**Aim:**
Would you restate all the data that follows, word for word?

**Records for this exercise:**
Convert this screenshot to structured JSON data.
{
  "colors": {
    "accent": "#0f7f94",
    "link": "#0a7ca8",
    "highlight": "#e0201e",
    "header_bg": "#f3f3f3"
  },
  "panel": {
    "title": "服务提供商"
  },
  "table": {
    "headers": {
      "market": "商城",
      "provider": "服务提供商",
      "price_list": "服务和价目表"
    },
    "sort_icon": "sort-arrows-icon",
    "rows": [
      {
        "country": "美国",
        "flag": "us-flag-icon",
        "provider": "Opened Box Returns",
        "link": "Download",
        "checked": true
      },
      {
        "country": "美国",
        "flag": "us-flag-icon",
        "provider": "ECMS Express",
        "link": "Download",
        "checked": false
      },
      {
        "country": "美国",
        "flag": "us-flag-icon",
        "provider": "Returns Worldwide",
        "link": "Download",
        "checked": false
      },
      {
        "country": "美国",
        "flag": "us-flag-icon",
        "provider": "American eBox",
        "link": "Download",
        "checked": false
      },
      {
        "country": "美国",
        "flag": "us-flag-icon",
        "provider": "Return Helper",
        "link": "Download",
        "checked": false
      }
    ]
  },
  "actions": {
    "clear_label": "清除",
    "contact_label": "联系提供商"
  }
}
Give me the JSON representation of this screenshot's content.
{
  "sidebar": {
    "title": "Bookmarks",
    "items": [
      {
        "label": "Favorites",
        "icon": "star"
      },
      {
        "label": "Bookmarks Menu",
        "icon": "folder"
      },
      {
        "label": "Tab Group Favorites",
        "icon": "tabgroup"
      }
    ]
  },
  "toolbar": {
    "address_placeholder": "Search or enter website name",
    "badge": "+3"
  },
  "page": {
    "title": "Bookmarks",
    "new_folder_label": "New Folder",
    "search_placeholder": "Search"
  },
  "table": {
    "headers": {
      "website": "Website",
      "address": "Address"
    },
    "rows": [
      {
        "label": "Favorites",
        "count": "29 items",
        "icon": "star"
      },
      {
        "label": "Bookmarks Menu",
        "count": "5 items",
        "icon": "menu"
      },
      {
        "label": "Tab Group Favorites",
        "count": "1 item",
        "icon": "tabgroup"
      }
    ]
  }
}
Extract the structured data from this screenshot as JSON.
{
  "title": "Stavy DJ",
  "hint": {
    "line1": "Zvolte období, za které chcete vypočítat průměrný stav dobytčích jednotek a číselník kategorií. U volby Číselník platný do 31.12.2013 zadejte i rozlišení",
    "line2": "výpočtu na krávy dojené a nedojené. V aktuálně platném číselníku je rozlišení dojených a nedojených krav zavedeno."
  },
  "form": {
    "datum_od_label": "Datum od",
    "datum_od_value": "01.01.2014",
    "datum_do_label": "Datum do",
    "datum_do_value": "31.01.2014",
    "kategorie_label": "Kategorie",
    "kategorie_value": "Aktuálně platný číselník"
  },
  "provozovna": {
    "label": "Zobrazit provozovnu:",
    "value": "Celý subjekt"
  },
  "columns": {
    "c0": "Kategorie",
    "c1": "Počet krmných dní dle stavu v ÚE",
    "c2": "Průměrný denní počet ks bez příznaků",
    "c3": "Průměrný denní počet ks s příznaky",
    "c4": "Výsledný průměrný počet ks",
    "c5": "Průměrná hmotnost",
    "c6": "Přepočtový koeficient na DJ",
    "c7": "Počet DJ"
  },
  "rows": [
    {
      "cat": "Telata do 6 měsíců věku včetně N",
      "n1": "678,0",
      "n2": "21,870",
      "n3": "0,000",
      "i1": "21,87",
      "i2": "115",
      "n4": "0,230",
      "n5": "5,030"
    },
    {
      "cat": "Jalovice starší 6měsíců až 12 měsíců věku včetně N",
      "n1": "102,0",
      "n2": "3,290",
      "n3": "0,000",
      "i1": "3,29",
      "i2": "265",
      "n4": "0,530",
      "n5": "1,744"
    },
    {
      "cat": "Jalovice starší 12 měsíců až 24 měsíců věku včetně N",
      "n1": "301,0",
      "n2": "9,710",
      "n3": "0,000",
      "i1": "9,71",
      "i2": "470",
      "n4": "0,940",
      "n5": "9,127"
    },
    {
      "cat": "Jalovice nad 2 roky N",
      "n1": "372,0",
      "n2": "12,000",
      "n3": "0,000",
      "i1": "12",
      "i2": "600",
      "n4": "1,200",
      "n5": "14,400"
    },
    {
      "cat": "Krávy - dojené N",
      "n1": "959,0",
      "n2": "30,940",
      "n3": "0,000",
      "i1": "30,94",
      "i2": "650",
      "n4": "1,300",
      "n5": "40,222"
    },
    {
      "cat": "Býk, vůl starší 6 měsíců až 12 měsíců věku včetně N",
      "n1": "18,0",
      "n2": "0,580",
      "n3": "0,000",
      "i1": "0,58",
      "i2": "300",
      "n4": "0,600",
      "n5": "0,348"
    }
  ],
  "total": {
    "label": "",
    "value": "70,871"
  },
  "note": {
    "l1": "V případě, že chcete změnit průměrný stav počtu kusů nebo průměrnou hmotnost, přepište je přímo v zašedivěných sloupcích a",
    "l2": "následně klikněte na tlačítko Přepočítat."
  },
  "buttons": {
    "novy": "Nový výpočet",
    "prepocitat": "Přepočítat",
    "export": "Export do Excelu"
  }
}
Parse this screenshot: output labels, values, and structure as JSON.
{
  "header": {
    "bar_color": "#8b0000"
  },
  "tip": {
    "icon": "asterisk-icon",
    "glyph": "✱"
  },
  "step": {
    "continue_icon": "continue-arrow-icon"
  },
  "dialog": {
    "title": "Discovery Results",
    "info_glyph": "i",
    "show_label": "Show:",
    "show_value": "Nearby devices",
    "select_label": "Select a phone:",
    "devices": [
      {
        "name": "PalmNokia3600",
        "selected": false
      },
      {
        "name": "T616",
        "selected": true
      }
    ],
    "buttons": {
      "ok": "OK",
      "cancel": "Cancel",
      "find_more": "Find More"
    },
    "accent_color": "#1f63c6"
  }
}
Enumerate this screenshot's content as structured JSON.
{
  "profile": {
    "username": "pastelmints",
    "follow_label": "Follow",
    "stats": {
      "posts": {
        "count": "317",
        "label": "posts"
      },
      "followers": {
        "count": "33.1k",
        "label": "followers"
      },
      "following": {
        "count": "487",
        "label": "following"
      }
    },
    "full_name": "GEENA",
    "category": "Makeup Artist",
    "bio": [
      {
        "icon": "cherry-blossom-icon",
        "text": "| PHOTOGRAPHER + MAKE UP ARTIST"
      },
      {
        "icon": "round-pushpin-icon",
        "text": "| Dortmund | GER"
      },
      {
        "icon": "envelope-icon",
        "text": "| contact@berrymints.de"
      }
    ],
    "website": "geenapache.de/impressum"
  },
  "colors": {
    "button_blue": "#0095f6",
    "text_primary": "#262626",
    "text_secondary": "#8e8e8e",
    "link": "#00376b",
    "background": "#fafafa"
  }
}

**Written response:**
Convert this screenshot to structured JSON data.
{
  "colors": {
    "accent": "#0f7f94",
    "link": "#0a7ca8",
    "highlight": "#e0201e",
    "header_bg": "#f3f3f3"
  },
  "panel": {
    "title": "服务提供商"
  },
  "table": {
    "headers": {
      "market": "商城",
      "provider": "服务提供商",
      "price_list": "服务和价目表"
    },
    "sort_icon": "sort-arrows-icon",
    "rows": [
      {
        "country": "美国",
        "flag": "us-flag-icon",
        "provider": "Opened Box Returns",
        "link": "Download",
        "checked": true
      },
      {
        "country": "美国",
        "flag": "us-flag-icon",
        "provider": "ECMS Express",
        "link": "Download",
        "checked": false
      },
      {
        "country": "美国",
        "flag": "us-flag-icon",
        "provider": "Returns Worldwide",
        "link": "Download",
        "checked": false
      },
      {
        "country": "美国",
        "flag": "us-flag-icon",
        "provider": "American eBox",
        "link": "Download",
        "checked": false
      },
      {
        "country": "美国",
        "flag": "us-flag-icon",
        "provider": "Return Helper",
        "link": "Download",
        "checked": false
      }
    ]
  },
  "actions": {
    "clear_label": "清除",
    "contact_label": "联系提供商"
  }
}
Give me the JSON representation of this screenshot's content.
{
  "sidebar": {
    "title": "Bookmarks",
    "items": [
      {
        "label": "Favorites",
        "icon": "star"
      },
      {
        "label": "Bookmarks Menu",
        "icon": "folder"
      },
      {
        "label": "Tab Group Favorites",
        "icon": "tabgroup"
      }
    ]
  },
  "toolbar": {
    "address_placeholder": "Search or enter website name",
    "badge": "+3"
  },
  "page": {
    "title": "Bookmarks",
    "new_folder_label": "New Folder",
    "search_placeholder": "Search"
  },
  "table": {
    "headers": {
      "website": "Website",
      "address": "Address"
    },
    "rows": [
      {
        "label": "Favorites",
        "count": "29 items",
        "icon": "star"
      },
      {
        "label": "Bookmarks Menu",
        "count": "5 items",
        "icon": "menu"
      },
      {
        "label": "Tab Group Favorites",
        "count": "1 item",
        "icon": "tabgroup"
      }
    ]
  }
}
Extract the structured data from this screenshot as JSON.
{
  "title": "Stavy DJ",
  "hint": {
    "line1": "Zvolte období, za které chcete vypočítat průměrný stav dobytčích jednotek a číselník kategorií. U volby Číselník platný do 31.12.2013 zadejte i rozlišení",
    "line2": "výpočtu na krávy dojené a nedojené. V aktuálně platném číselníku je rozlišení dojených a nedojených krav zavedeno."
  },
  "form": {
    "datum_od_label": "Datum od",
    "datum_od_value": "01.01.2014",
    "datum_do_label": "Datum do",
    "datum_do_value": "31.01.2014",
    "kategorie_label": "Kategorie",
    "kategorie_value": "Aktuálně platný číselník"
  },
  "provozovna": {
    "label": "Zobrazit provozovnu:",
    "value": "Celý subjekt"
  },
  "columns": {
    "c0": "Kategorie",
    "c1": "Počet krmných dní dle stavu v ÚE",
    "c2": "Průměrný denní počet ks bez příznaků",
    "c3": "Průměrný denní počet ks s příznaky",
    "c4": "Výsledný průměrný počet ks",
    "c5": "Průměrná hmotnost",
    "c6": "Přepočtový koeficient na DJ",
    "c7": "Počet DJ"
  },
  "rows": [
    {
      "cat": "Telata do 6 měsíců věku včetně N",
      "n1": "678,0",
      "n2": "21,870",
      "n3": "0,000",
      "i1": "21,87",
      "i2": "115",
      "n4": "0,230",
      "n5": "5,030"
    },
    {
      "cat": "Jalovice starší 6měsíců až 12 měsíců věku včetně N",
      "n1": "102,0",
      "n2": "3,290",
      "n3": "0,000",
      "i1": "3,29",
      "i2": "265",
      "n4": "0,530",
      "n5": "1,744"
    },
    {
      "cat": "Jalovice starší 12 měsíců až 24 měsíců věku včetně N",
      "n1": "301,0",
      "n2": "9,710",
      "n3": "0,000",
      "i1": "9,71",
      "i2": "470",
      "n4": "0,940",
      "n5": "9,127"
    },
    {
      "cat": "Jalovice nad 2 roky N",
      "n1": "372,0",
      "n2": "12,000",
      "n3": "0,000",
      "i1": "12",
      "i2": "600",
      "n4": "1,200",
      "n5": "14,400"
    },
    {
      "cat": "Krávy - dojené N",
      "n1": "959,0",
      "n2": "30,940",
      "n3": "0,000",
      "i1": "30,94",
      "i2": "650",
      "n4": "1,300",
      "n5": "40,222"
    },
    {
      "cat": "Býk, vůl starší 6 měsíců až 12 měsíců věku včetně N",
      "n1": "18,0",
      "n2": "0,580",
      "n3": "0,000",
      "i1": "0,58",
      "i2": "300",
      "n4": "0,600",
      "n5": "0,348"
    }
  ],
  "total": {
    "label": "",
    "value": "70,871"
  },
  "note": {
    "l1": "V případě, že chcete změnit průměrný stav počtu kusů nebo průměrnou hmotnost, přepište je přímo v zašedivěných sloupcích a",
    "l2": "následně klikněte na tlačítko Přepočítat."
  },
  "buttons": {
    "novy": "Nový výpočet",
    "prepocitat": "Přepočítat",
    "export": "Export do Excelu"
  }
}
Parse this screenshot: output labels, values, and structure as JSON.
{
  "header": {
    "bar_color": "#8b0000"
  },
  "tip": {
    "icon": "asterisk-icon",
    "glyph": "✱"
  },
  "step": {
    "continue_icon": "continue-arrow-icon"
  },
  "dialog": {
    "title": "Discovery Results",
    "info_glyph": "i",
    "show_label": "Show:",
    "show_value": "Nearby devices",
    "select_label": "Select a phone:",
    "devices": [
      {
        "name": "PalmNokia3600",
        "selected": false
      },
      {
        "name": "T616",
        "selected": true
      }
    ],
    "buttons": {
      "ok": "OK",
      "cancel": "Cancel",
      "find_more": "Find More"
    },
    "accent_color": "#1f63c6"
  }
}
Enumerate this screenshot's content as structured JSON.
{
  "profile": {
    "username": "pastelmints",
    "follow_label": "Follow",
    "stats": {
      "posts": {
        "count": "317",
        "label": "posts"
      },
      "followers": {
        "count": "33.1k",
        "label": "followers"
      },
      "following": {
        "count": "487",
        "label": "following"
      }
    },
    "full_name": "GEENA",
    "category": "Makeup Artist",
    "bio": [
      {
        "icon": "cherry-blossom-icon",
        "text": "| PHOTOGRAPHER + MAKE UP ARTIST"
      },
      {
        "icon": "round-pushpin-icon",
        "text": "| Dortmund | GER"
      },
      {
        "icon": "envelope-icon",
        "text": "| contact@berrymints.de"
      }
    ],
    "website": "geenapache.de/impressum"
  },
  "colors": {
    "button_blue": "#0095f6",
    "text_primary": "#262626",
    "text_secondary": "#8e8e8e",
    "link": "#00376b",
    "background": "#fafafa"
  }
}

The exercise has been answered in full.